Task prompt = Restate each entry word for word, leaving nothing out.

* Start Data *

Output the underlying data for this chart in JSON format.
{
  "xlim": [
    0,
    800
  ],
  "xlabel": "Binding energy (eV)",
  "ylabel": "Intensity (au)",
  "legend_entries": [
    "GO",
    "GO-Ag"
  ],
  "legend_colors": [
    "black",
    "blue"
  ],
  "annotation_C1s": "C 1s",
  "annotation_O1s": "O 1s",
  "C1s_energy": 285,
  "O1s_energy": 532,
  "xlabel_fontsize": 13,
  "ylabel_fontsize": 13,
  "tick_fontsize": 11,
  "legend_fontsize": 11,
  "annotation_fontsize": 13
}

* End Data *

Solution below =
Output the underlying data for this chart in JSON format.
{
  "xlim": [
    0,
    800
  ],
  "xlabel": "Binding energy (eV)",
  "ylabel": "Intensity (au)",
  "legend_entries": [
    "GO",
    "GO-Ag"
  ],
  "legend_colors": [
    "black",
    "blue"
  ],
  "annotation_C1s": "C 1s",
  "annotation_O1s": "O 1s",
  "C1s_energy": 285,
  "O1s_energy": 532,
  "xlabel_fontsize": 13,
  "ylabel_fontsize": 13,
  "tick_fontsize": 11,
  "legend_fontsize": 11,
  "annotation_fontsize": 13
}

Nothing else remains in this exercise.